[Directions]
Every entry must be echoed exactly.

[Entries with figure data]
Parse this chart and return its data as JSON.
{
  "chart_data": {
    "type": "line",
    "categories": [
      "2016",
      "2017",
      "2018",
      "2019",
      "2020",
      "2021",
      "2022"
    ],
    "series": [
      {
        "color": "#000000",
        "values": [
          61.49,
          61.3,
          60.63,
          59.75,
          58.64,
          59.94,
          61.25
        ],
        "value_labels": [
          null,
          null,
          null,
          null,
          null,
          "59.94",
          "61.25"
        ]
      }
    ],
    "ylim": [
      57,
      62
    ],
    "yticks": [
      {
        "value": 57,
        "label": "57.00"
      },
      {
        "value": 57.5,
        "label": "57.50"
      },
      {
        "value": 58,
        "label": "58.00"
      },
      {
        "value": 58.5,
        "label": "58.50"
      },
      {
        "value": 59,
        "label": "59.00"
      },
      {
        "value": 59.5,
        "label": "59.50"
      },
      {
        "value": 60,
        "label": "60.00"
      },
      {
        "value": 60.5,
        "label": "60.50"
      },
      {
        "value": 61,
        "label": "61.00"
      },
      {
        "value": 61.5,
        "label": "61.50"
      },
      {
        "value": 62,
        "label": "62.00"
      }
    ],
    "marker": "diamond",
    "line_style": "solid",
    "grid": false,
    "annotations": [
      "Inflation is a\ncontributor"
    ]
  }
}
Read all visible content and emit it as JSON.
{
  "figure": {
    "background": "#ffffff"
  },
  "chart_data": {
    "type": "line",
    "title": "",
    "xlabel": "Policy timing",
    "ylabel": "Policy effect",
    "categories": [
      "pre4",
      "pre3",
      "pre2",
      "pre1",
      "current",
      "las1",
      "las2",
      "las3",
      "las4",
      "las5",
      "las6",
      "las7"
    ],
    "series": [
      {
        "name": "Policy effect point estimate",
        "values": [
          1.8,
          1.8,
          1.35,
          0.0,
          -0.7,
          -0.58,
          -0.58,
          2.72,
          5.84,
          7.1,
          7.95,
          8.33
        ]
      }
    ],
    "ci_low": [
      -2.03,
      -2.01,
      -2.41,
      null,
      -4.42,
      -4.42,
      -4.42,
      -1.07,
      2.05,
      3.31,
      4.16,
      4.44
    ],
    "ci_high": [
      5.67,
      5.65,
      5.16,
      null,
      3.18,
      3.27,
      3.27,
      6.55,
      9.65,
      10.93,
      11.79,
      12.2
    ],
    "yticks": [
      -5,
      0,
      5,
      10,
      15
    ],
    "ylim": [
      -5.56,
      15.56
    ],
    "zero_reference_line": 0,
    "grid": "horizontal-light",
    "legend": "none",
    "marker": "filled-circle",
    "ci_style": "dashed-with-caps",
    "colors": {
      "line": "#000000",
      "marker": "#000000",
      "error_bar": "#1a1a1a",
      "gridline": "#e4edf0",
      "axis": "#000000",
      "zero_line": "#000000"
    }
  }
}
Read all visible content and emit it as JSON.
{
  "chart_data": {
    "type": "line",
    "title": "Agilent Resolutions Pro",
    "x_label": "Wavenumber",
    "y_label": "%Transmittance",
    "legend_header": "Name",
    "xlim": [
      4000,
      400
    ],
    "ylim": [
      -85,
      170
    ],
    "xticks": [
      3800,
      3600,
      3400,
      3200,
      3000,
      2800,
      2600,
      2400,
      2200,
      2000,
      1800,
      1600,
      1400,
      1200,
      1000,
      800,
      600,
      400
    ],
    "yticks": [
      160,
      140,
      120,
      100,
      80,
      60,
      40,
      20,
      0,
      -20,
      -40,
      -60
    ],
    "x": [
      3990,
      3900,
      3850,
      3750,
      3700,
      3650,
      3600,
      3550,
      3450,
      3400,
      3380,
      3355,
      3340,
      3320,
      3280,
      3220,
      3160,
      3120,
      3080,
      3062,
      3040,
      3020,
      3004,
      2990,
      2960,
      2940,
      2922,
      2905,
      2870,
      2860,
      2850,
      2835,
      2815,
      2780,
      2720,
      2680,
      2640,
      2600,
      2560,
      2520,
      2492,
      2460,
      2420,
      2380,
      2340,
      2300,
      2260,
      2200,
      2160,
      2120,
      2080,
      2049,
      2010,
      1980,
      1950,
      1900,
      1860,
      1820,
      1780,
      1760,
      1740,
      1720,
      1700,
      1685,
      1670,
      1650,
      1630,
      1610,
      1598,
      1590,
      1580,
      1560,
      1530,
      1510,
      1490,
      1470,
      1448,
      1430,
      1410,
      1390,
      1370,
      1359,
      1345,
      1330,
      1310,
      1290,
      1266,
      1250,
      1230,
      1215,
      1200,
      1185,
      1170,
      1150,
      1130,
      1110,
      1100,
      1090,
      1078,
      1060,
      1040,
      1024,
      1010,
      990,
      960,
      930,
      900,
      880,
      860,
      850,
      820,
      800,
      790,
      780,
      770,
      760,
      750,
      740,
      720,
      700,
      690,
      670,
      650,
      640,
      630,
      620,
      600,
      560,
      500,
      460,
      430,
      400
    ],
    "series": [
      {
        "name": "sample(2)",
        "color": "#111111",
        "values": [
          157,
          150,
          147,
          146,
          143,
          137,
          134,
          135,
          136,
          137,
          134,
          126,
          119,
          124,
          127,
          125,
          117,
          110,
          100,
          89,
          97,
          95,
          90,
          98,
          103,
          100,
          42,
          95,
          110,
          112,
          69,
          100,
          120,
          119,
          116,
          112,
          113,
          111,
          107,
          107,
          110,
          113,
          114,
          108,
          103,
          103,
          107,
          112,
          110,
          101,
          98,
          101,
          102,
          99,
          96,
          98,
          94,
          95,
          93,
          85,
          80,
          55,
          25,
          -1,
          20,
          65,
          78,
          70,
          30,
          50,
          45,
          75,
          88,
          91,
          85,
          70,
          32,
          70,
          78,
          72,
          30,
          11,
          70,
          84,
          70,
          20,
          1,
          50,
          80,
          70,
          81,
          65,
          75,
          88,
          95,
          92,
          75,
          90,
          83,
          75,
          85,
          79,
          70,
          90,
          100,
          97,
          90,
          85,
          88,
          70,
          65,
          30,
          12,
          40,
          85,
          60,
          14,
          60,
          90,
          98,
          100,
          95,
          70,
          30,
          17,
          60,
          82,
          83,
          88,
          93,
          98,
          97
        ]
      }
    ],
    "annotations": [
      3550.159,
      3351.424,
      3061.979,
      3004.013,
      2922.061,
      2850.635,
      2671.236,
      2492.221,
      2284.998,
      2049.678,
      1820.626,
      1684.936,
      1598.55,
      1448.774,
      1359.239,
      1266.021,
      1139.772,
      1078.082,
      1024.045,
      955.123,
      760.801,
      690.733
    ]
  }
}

[Full output]
Parse this chart and return its data as JSON.
{
  "chart_data": {
    "type": "line",
    "categories": [
      "2016",
      "2017",
      "2018",
      "2019",
      "2020",
      "2021",
      "2022"
    ],
    "series": [
      {
        "color": "#000000",
        "values": [
          61.49,
          61.3,
          60.63,
          59.75,
          58.64,
          59.94,
          61.25
        ],
        "value_labels": [
          null,
          null,
          null,
          null,
          null,
          "59.94",
          "61.25"
        ]
      }
    ],
    "ylim": [
      57,
      62
    ],
    "yticks": [
      {
        "value": 57,
        "label": "57.00"
      },
      {
        "value": 57.5,
        "label": "57.50"
      },
      {
        "value": 58,
        "label": "58.00"
      },
      {
        "value": 58.5,
        "label": "58.50"
      },
      {
        "value": 59,
        "label": "59.00"
      },
      {
        "value": 59.5,
        "label": "59.50"
      },
      {
        "value": 60,
        "label": "60.00"
      },
      {
        "value": 60.5,
        "label": "60.50"
      },
      {
        "value": 61,
        "label": "61.00"
      },
      {
        "value": 61.5,
        "label": "61.50"
      },
      {
        "value": 62,
        "label": "62.00"
      }
    ],
    "marker": "diamond",
    "line_style": "solid",
    "grid": false,
    "annotations": [
      "Inflation is a\ncontributor"
    ]
  }
}
Read all visible content and emit it as JSON.
{
  "figure": {
    "background": "#ffffff"
  },
  "chart_data": {
    "type": "line",
    "title": "",
    "xlabel": "Policy timing",
    "ylabel": "Policy effect",
    "categories": [
      "pre4",
      "pre3",
      "pre2",
      "pre1",
      "current",
      "las1",
      "las2",
      "las3",
      "las4",
      "las5",
      "las6",
      "las7"
    ],
    "series": [
      {
        "name": "Policy effect point estimate",
        "values": [
          1.8,
          1.8,
          1.35,
          0.0,
          -0.7,
          -0.58,
          -0.58,
          2.72,
          5.84,
          7.1,
          7.95,
          8.33
        ]
      }
    ],
    "ci_low": [
      -2.03,
      -2.01,
      -2.41,
      null,
      -4.42,
      -4.42,
      -4.42,
      -1.07,
      2.05,
      3.31,
      4.16,
      4.44
    ],
    "ci_high": [
      5.67,
      5.65,
      5.16,
      null,
      3.18,
      3.27,
      3.27,
      6.55,
      9.65,
      10.93,
      11.79,
      12.2
    ],
    "yticks": [
      -5,
      0,
      5,
      10,
      15
    ],
    "ylim": [
      -5.56,
      15.56
    ],
    "zero_reference_line": 0,
    "grid": "horizontal-light",
    "legend": "none",
    "marker": "filled-circle",
    "ci_style": "dashed-with-caps",
    "colors": {
      "line": "#000000",
      "marker": "#000000",
      "error_bar": "#1a1a1a",
      "gridline": "#e4edf0",
      "axis": "#000000",
      "zero_line": "#000000"
    }
  }
}
Read all visible content and emit it as JSON.
{
  "chart_data": {
    "type": "line",
    "title": "Agilent Resolutions Pro",
    "x_label": "Wavenumber",
    "y_label": "%Transmittance",
    "legend_header": "Name",
    "xlim": [
      4000,
      400
    ],
    "ylim": [
      -85,
      170
    ],
    "xticks": [
      3800,
      3600,
      3400,
      3200,
      3000,
      2800,
      2600,
      2400,
      2200,
      2000,
      1800,
      1600,
      1400,
      1200,
      1000,
      800,
      600,
      400
    ],
    "yticks": [
      160,
      140,
      120,
      100,
      80,
      60,
      40,
      20,
      0,
      -20,
      -40,
      -60
    ],
    "x": [
      3990,
      3900,
      3850,
      3750,
      3700,
      3650,
      3600,
      3550,
      3450,
      3400,
      3380,
      3355,
      3340,
      3320,
      3280,
      3220,
      3160,
      3120,
      3080,
      3062,
      3040,
      3020,
      3004,
      2990,
      2960,
      2940,
      2922,
      2905,
      2870,
      2860,
      2850,
      2835,
      2815,
      2780,
      2720,
      2680,
      2640,
      2600,
      2560,
      2520,
      2492,
      2460,
      2420,
      2380,
      2340,
      2300,
      2260,
      2200,
      2160,
      2120,
      2080,
      2049,
      2010,
      1980,
      1950,
      1900,
      1860,
      1820,
      1780,
      1760,
      1740,
      1720,
      1700,
      1685,
      1670,
      1650,
      1630,
      1610,
      1598,
      1590,
      1580,
      1560,
      1530,
      1510,
      1490,
      1470,
      1448,
      1430,
      1410,
      1390,
      1370,
      1359,
      1345,
      1330,
      1310,
      1290,
      1266,
      1250,
      1230,
      1215,
      1200,
      1185,
      1170,
      1150,
      1130,
      1110,
      1100,
      1090,
      1078,
      1060,
      1040,
      1024,
      1010,
      990,
      960,
      930,
      900,
      880,
      860,
      850,
      820,
      800,
      790,
      780,
      770,
      760,
      750,
      740,
      720,
      700,
      690,
      670,
      650,
      640,
      630,
      620,
      600,
      560,
      500,
      460,
      430,
      400
    ],
    "series": [
      {
        "name": "sample(2)",
        "color": "#111111",
        "values": [
          157,
          150,
          147,
          146,
          143,
          137,
          134,
          135,
          136,
          137,
          134,
          126,
          119,
          124,
          127,
          125,
          117,
          110,
          100,
          89,
          97,
          95,
          90,
          98,
          103,
          100,
          42,
          95,
          110,
          112,
          69,
          100,
          120,
          119,
          116,
          112,
          113,
          111,
          107,
          107,
          110,
          113,
          114,
          108,
          103,
          103,
          107,
          112,
          110,
          101,
          98,
          101,
          102,
          99,
          96,
          98,
          94,
          95,
          93,
          85,
          80,
          55,
          25,
          -1,
          20,
          65,
          78,
          70,
          30,
          50,
          45,
          75,
          88,
          91,
          85,
          70,
          32,
          70,
          78,
          72,
          30,
          11,
          70,
          84,
          70,
          20,
          1,
          50,
          80,
          70,
          81,
          65,
          75,
          88,
          95,
          92,
          75,
          90,
          83,
          75,
          85,
          79,
          70,
          90,
          100,
          97,
          90,
          85,
          88,
          70,
          65,
          30,
          12,
          40,
          85,
          60,
          14,
          60,
          90,
          98,
          100,
          95,
          70,
          30,
          17,
          60,
          82,
          83,
          88,
          93,
          98,
          97
        ]
      }
    ],
    "annotations": [
      3550.159,
      3351.424,
      3061.979,
      3004.013,
      2922.061,
      2850.635,
      2671.236,
      2492.221,
      2284.998,
      2049.678,
      1820.626,
      1684.936,
      1598.55,
      1448.774,
      1359.239,
      1266.021,
      1139.772,
      1078.082,
      1024.045,
      955.123,
      760.801,
      690.733
    ]
  }
}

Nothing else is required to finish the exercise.